─── Material shown
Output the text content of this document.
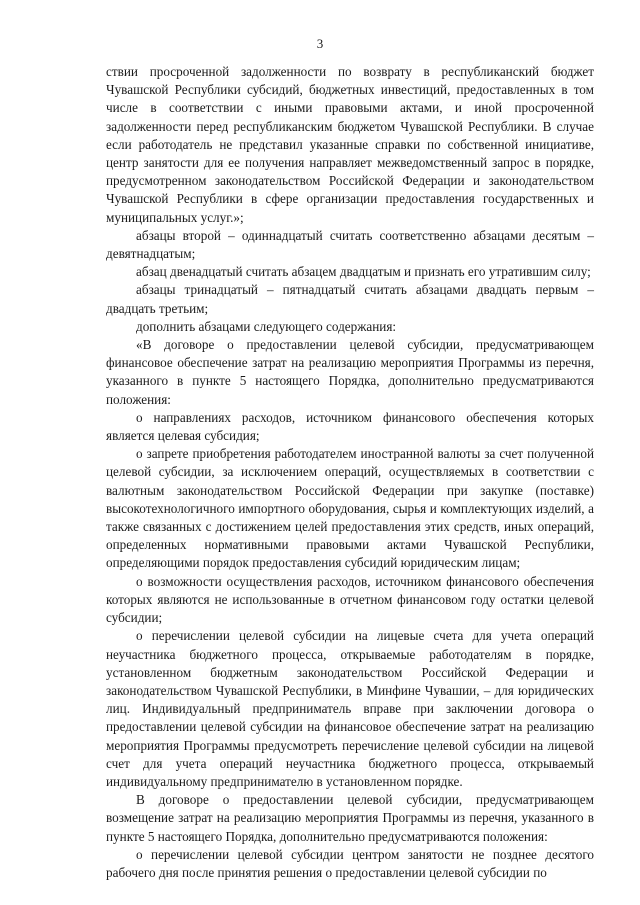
3

ствии просроченной задолженности по возврату в республиканский бюджет Чувашской Республики субсидий, бюджетных инвестиций, предоставленных в том числе в соответствии с иными правовыми актами, и иной просроченной задолженности перед республиканским бюджетом Чувашской Республики. В случае если работодатель не представил указанные справки по собственной инициативе, центр занятости для ее получения направляет межведомственный запрос в порядке, предусмотренном законодательством Российской Федерации и законодательством Чувашской Республики в сфере организации предоставления государственных и муниципальных услуг.»;

абзацы второй – одиннадцатый считать соответственно абзацами десятым – девятнадцатым;

абзац двенадцатый считать абзацем двадцатым и признать его утратившим силу;

абзацы тринадцатый – пятнадцатый считать абзацами двадцать первым – двадцать третьим;

дополнить абзацами следующего содержания:

«В договоре о предоставлении целевой субсидии, предусматривающем финансовое обеспечение затрат на реализацию мероприятия Программы из перечня, указанного в пункте 5 настоящего Порядка, дополнительно предусматриваются положения:

о направлениях расходов, источником финансового обеспечения которых является целевая субсидия;

о запрете приобретения работодателем иностранной валюты за счет полученной целевой субсидии, за исключением операций, осуществляемых в соответствии с валютным законодательством Российской Федерации при закупке (поставке) высокотехнологичного импортного оборудования, сырья и комплектующих изделий, а также связанных с достижением целей предоставления этих средств, иных операций, определенных нормативными правовыми актами Чувашской Республики, определяющими порядок предоставления субсидий юридическим лицам;

о возможности осуществления расходов, источником финансового обеспечения которых являются не использованные в отчетном финансовом году остатки целевой субсидии;

о перечислении целевой субсидии на лицевые счета для учета операций неучастника бюджетного процесса, открываемые работодателям в порядке, установленном бюджетным законодательством Российской Федерации и законодательством Чувашской Республики, в Минфине Чувашии, – для юридических лиц. Индивидуальный предприниматель вправе при заключении договора о предоставлении целевой субсидии на финансовое обеспечение затрат на реализацию мероприятия Программы предусмотреть перечисление целевой субсидии на лицевой счет для учета операций неучастника бюджетного процесса, открываемый индивидуальному предпринимателю в установленном порядке.

В договоре о предоставлении целевой субсидии, предусматривающем возмещение затрат на реализацию мероприятия Программы из перечня, указанного в пункте 5 настоящего Порядка, дополнительно предусматриваются положения:

о перечислении целевой субсидии центром занятости не позднее десятого рабочего дня после принятия решения о предоставлении целевой субсидии по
──────
**Work to be completed:** From the listing above, copy every line that includes the word "перечислении".

**In response:**
о перечислении целевой субсидии на лицевые счета для учета операций неучастника бюджетного процесса, открываемые работодателям в порядке, установленном бюджетным законодательством Российской Федерации и законодательством Чувашской Республики, в Минфине Чувашии, – для юридических лиц. Индивидуальный предприниматель вправе при заключении договора о предоставлении целевой субсидии на финансовое обеспечение затрат на реализацию мероприятия Программы предусмотреть перечисление целевой субсидии на лицевой счет для учета операций неучастника бюджетного процесса, открываемый индивидуальному предпринимателю в установленном порядке.
о перечислении целевой субсидии центром занятости не позднее десятого рабочего дня после принятия решения о предоставлении целевой субсидии по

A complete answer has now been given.